• [Data to use]
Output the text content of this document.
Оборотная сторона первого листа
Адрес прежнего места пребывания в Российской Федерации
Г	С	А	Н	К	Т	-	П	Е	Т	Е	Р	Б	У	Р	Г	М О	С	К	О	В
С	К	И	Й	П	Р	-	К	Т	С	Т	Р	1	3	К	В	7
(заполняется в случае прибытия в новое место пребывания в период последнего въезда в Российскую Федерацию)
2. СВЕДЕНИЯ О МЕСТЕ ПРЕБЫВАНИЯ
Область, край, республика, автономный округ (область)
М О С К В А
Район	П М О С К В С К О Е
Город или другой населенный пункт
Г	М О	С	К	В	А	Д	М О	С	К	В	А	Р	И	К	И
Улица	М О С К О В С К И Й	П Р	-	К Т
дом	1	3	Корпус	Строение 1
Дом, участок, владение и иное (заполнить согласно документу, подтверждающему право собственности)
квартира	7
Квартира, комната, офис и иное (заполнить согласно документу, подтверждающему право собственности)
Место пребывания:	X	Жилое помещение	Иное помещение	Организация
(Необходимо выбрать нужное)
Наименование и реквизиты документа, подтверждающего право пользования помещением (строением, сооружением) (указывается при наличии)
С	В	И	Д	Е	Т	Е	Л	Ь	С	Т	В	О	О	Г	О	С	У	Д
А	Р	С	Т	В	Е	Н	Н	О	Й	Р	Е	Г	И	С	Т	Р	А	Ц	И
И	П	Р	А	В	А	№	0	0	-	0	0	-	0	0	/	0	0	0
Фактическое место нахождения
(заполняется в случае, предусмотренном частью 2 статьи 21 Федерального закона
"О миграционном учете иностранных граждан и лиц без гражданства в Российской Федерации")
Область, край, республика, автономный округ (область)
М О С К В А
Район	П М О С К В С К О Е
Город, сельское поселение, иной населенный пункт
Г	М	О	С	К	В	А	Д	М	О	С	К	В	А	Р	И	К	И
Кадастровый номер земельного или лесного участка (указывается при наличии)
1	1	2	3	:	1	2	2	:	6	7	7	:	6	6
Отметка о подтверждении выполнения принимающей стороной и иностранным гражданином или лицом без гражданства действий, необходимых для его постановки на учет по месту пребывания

• [Your instructions]
Write every record out again, unaltered.

• [Solution]
Output the text content of this document.
Оборотная сторона первого листа
Адрес прежнего места пребывания в Российской Федерации
Г	С	А	Н	К	Т	-	П	Е	Т	Е	Р	Б	У	Р	Г	М О	С	К	О	В
С	К	И	Й	П	Р	-	К	Т	С	Т	Р	1	3	К	В	7
(заполняется в случае прибытия в новое место пребывания в период последнего въезда в Российскую Федерацию)
2. СВЕДЕНИЯ О МЕСТЕ ПРЕБЫВАНИЯ
Область, край, республика, автономный округ (область)
М О С К В А
Район	П М О С К В С К О Е
Город или другой населенный пункт
Г	М О	С	К	В	А	Д	М О	С	К	В	А	Р	И	К	И
Улица	М О С К О В С К И Й	П Р	-	К Т
дом	1	3	Корпус	Строение 1
Дом, участок, владение и иное (заполнить согласно документу, подтверждающему право собственности)
квартира	7
Квартира, комната, офис и иное (заполнить согласно документу, подтверждающему право собственности)
Место пребывания:	X	Жилое помещение	Иное помещение	Организация
(Необходимо выбрать нужное)
Наименование и реквизиты документа, подтверждающего право пользования помещением (строением, сооружением) (указывается при наличии)
С	В	И	Д	Е	Т	Е	Л	Ь	С	Т	В	О	О	Г	О	С	У	Д
А	Р	С	Т	В	Е	Н	Н	О	Й	Р	Е	Г	И	С	Т	Р	А	Ц	И
И	П	Р	А	В	А	№	0	0	-	0	0	-	0	0	/	0	0	0
Фактическое место нахождения
(заполняется в случае, предусмотренном частью 2 статьи 21 Федерального закона
"О миграционном учете иностранных граждан и лиц без гражданства в Российской Федерации")
Область, край, республика, автономный округ (область)
М О С К В А
Район	П М О С К В С К О Е
Город, сельское поселение, иной населенный пункт
Г	М	О	С	К	В	А	Д	М	О	С	К	В	А	Р	И	К	И
Кадастровый номер земельного или лесного участка (указывается при наличии)
1	1	2	3	:	1	2	2	:	6	7	7	:	6	6
Отметка о подтверждении выполнения принимающей стороной и иностранным гражданином или лицом без гражданства действий, необходимых для его постановки на учет по месту пребывания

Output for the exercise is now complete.